◆ What is asked: Collect all lines from the listing that include the string "discussed".

◆ Information given:
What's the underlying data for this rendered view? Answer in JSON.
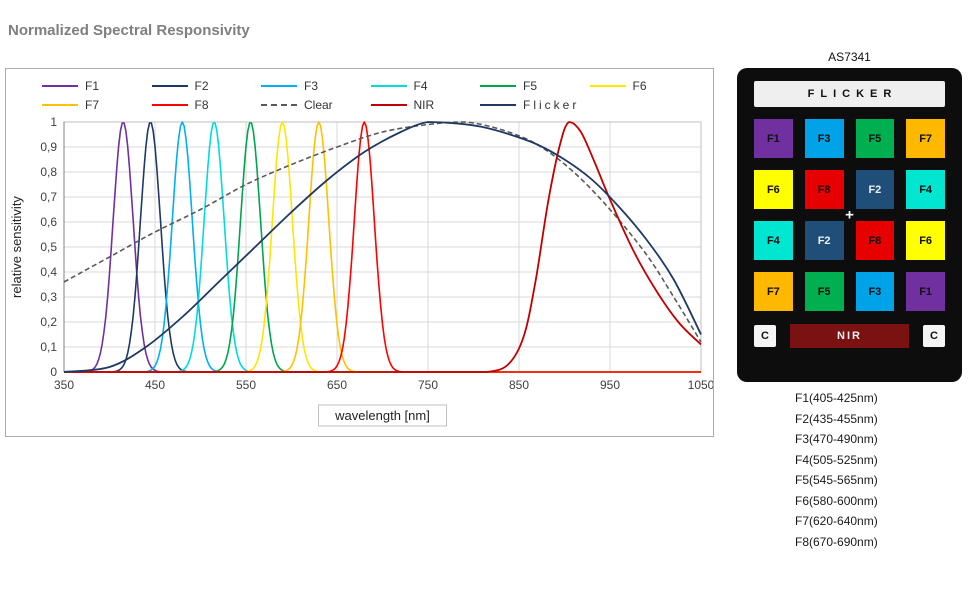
{
  "chart_data": {
    "type": "line",
    "title": "Normalized Spectral Responsivity",
    "xlabel": "wavelength [nm]",
    "ylabel": "relative sensitivity",
    "xlim": [
      350,
      1050
    ],
    "ylim": [
      0,
      1
    ],
    "x_ticks": [
      350,
      450,
      550,
      650,
      750,
      850,
      950,
      1050
    ],
    "y_ticks": [
      "0",
      "0,1",
      "0,2",
      "0,3",
      "0,4",
      "0,5",
      "0,6",
      "0,7",
      "0,8",
      "0,9",
      "1"
    ],
    "grid": true,
    "legend_position": "top",
    "series": [
      {
        "name": "F1",
        "color": "#7030a0",
        "style": "solid",
        "width": 1.6,
        "shape": "gaussian",
        "center": 415,
        "sigma": 11,
        "peak": 1
      },
      {
        "name": "F2",
        "color": "#203864",
        "style": "solid",
        "width": 1.6,
        "shape": "gaussian",
        "center": 445,
        "sigma": 11,
        "peak": 1
      },
      {
        "name": "F3",
        "color": "#00b0f0",
        "style": "solid",
        "width": 1.6,
        "shape": "gaussian",
        "center": 480,
        "sigma": 11,
        "peak": 1
      },
      {
        "name": "F4",
        "color": "#00dcdc",
        "style": "solid",
        "width": 1.6,
        "shape": "gaussian",
        "center": 515,
        "sigma": 11,
        "peak": 1
      },
      {
        "name": "F5",
        "color": "#00a550",
        "style": "solid",
        "width": 1.6,
        "shape": "gaussian",
        "center": 555,
        "sigma": 11,
        "peak": 1
      },
      {
        "name": "F6",
        "color": "#ffe500",
        "style": "solid",
        "width": 1.6,
        "shape": "gaussian",
        "center": 590,
        "sigma": 11,
        "peak": 1
      },
      {
        "name": "F7",
        "color": "#ffc000",
        "style": "solid",
        "width": 1.6,
        "shape": "gaussian",
        "center": 630,
        "sigma": 11,
        "peak": 1
      },
      {
        "name": "F8",
        "color": "#ff0000",
        "style": "solid",
        "width": 1.6,
        "shape": "gaussian",
        "center": 680,
        "sigma": 11,
        "peak": 1
      },
      {
        "name": "Clear",
        "color": "#595959",
        "style": "dashed",
        "width": 1.6,
        "shape": "points",
        "points": [
          [
            350,
            0.36
          ],
          [
            400,
            0.46
          ],
          [
            450,
            0.56
          ],
          [
            500,
            0.65
          ],
          [
            550,
            0.75
          ],
          [
            600,
            0.83
          ],
          [
            650,
            0.9
          ],
          [
            700,
            0.96
          ],
          [
            750,
            0.99
          ],
          [
            790,
            1.0
          ],
          [
            830,
            0.97
          ],
          [
            870,
            0.91
          ],
          [
            910,
            0.8
          ],
          [
            950,
            0.65
          ],
          [
            990,
            0.47
          ],
          [
            1020,
            0.3
          ],
          [
            1050,
            0.12
          ]
        ]
      },
      {
        "name": "NIR",
        "color": "#c00000",
        "style": "solid",
        "width": 1.8,
        "shape": "points",
        "points": [
          [
            350,
            0
          ],
          [
            500,
            0
          ],
          [
            650,
            0
          ],
          [
            780,
            0
          ],
          [
            815,
            0
          ],
          [
            838,
            0.03
          ],
          [
            855,
            0.14
          ],
          [
            868,
            0.36
          ],
          [
            882,
            0.68
          ],
          [
            895,
            0.91
          ],
          [
            905,
            1.0
          ],
          [
            918,
            0.96
          ],
          [
            933,
            0.84
          ],
          [
            950,
            0.69
          ],
          [
            975,
            0.49
          ],
          [
            1000,
            0.33
          ],
          [
            1025,
            0.2
          ],
          [
            1050,
            0.11
          ]
        ]
      },
      {
        "name": "Flicker",
        "color": "#1f3864",
        "style": "solid",
        "width": 1.8,
        "shape": "points",
        "spaced_label": true,
        "points": [
          [
            350,
            0
          ],
          [
            400,
            0.02
          ],
          [
            440,
            0.1
          ],
          [
            480,
            0.22
          ],
          [
            520,
            0.36
          ],
          [
            560,
            0.5
          ],
          [
            600,
            0.64
          ],
          [
            640,
            0.77
          ],
          [
            680,
            0.88
          ],
          [
            720,
            0.96
          ],
          [
            750,
            1.0
          ],
          [
            780,
            0.995
          ],
          [
            810,
            0.98
          ],
          [
            840,
            0.95
          ],
          [
            870,
            0.91
          ],
          [
            900,
            0.85
          ],
          [
            930,
            0.77
          ],
          [
            960,
            0.66
          ],
          [
            990,
            0.53
          ],
          [
            1020,
            0.37
          ],
          [
            1050,
            0.15
          ]
        ]
      }
    ]
  },
  "sensor": {
    "title": "AS7341",
    "flicker_label": "FLICKER",
    "nir_label": "NIR",
    "clear_label": "C",
    "plus_label": "+",
    "grid": [
      [
        "F1",
        "F3",
        "F5",
        "F7"
      ],
      [
        "F6",
        "F8",
        "F2",
        "F4"
      ],
      [
        "F4",
        "F2",
        "F8",
        "F6"
      ],
      [
        "F7",
        "F5",
        "F3",
        "F1"
      ]
    ],
    "colors": {
      "F1": "#7030a0",
      "F2": "#1f4e79",
      "F3": "#00a3e8",
      "F4": "#00e6d0",
      "F5": "#00b050",
      "F6": "#ffff00",
      "F7": "#ffb800",
      "F8": "#e60000",
      "NIR": "#7a1212"
    },
    "light_text_cells": [
      "F2"
    ]
  },
  "filters": [
    "F1(405-425nm)",
    "F2(435-455nm)",
    "F3(470-490nm)",
    "F4(505-525nm)",
    "F5(545-565nm)",
    "F6(580-600nm)",
    "F7(620-640nm)",
    "F8(670-690nm)"
  ]
}
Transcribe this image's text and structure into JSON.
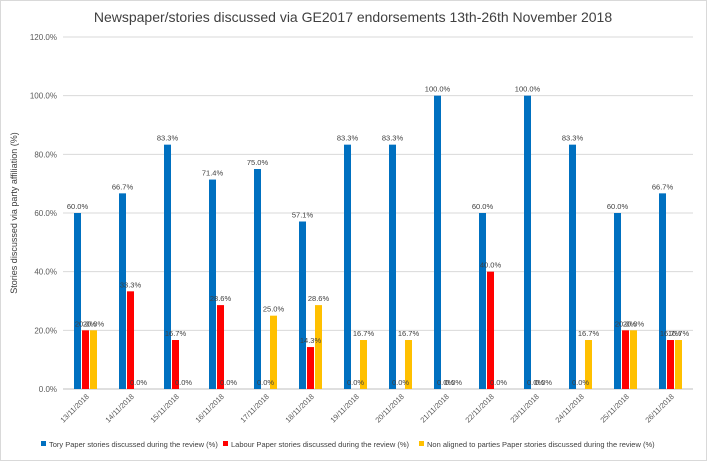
{
  "chart_data": {
    "type": "bar",
    "title": "Newspaper/stories discussed via GE2017 endorsements 13th-26th November 2018",
    "xlabel": "",
    "ylabel": "Stories discussed via party affiliation (%)",
    "ylim": [
      0,
      120
    ],
    "yticks": [
      0,
      20,
      40,
      60,
      80,
      100,
      120
    ],
    "ytick_labels": [
      "0.0%",
      "20.0%",
      "40.0%",
      "60.0%",
      "80.0%",
      "100.0%",
      "120.0%"
    ],
    "grid": true,
    "legend_position": "bottom",
    "categories": [
      "13/11/2018",
      "14/11/2018",
      "15/11/2018",
      "16/11/2018",
      "17/11/2018",
      "18/11/2018",
      "19/11/2018",
      "20/11/2018",
      "21/11/2018",
      "22/11/2018",
      "23/11/2018",
      "24/11/2018",
      "25/11/2018",
      "26/11/2018"
    ],
    "series": [
      {
        "name": "Tory Paper stories discussed during the review (%)",
        "color": "#0070c0",
        "values": [
          60.0,
          66.7,
          83.3,
          71.4,
          75.0,
          57.1,
          83.3,
          83.3,
          100.0,
          60.0,
          100.0,
          83.3,
          60.0,
          66.7
        ],
        "labels": [
          "60.0%",
          "66.7%",
          "83.3%",
          "71.4%",
          "75.0%",
          "57.1%",
          "83.3%",
          "83.3%",
          "100.0%",
          "60.0%",
          "100.0%",
          "83.3%",
          "60.0%",
          "66.7%"
        ]
      },
      {
        "name": "Labour Paper stories discussed during the review (%)",
        "color": "#ff0000",
        "values": [
          20.0,
          33.3,
          16.7,
          28.6,
          0.0,
          14.3,
          0.0,
          0.0,
          0.0,
          40.0,
          0.0,
          0.0,
          20.0,
          16.7
        ],
        "labels": [
          "20.0%",
          "33.3%",
          "16.7%",
          "28.6%",
          "0.0%",
          "14.3%",
          "0.0%",
          "0.0%",
          "0.0%",
          "40.0%",
          "0.0%",
          "0.0%",
          "20.0%",
          "16.7%"
        ]
      },
      {
        "name": "Non aligned to parties Paper stories discussed during the review (%)",
        "color": "#ffc000",
        "values": [
          20.0,
          0.0,
          0.0,
          0.0,
          25.0,
          28.6,
          16.7,
          16.7,
          0.0,
          0.0,
          0.0,
          16.7,
          20.0,
          16.7
        ],
        "labels": [
          "20.0%",
          "0.0%",
          "0.0%",
          "0.0%",
          "25.0%",
          "28.6%",
          "16.7%",
          "16.7%",
          "0.0%",
          "0.0%",
          "0.0%",
          "16.7%",
          "20.0%",
          "16.7%"
        ]
      }
    ]
  }
}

◆ Problem solution:
    "title": "Newspaper/stories discussed via GE2017 endorsements 13th-26th November 2018",
    "ylabel": "Stories discussed via party affiliation (%)",
        "name": "Tory Paper stories discussed during the review (%)",
        "name": "Labour Paper stories discussed during the review (%)",
        "name": "Non aligned to parties Paper stories discussed during the review (%)",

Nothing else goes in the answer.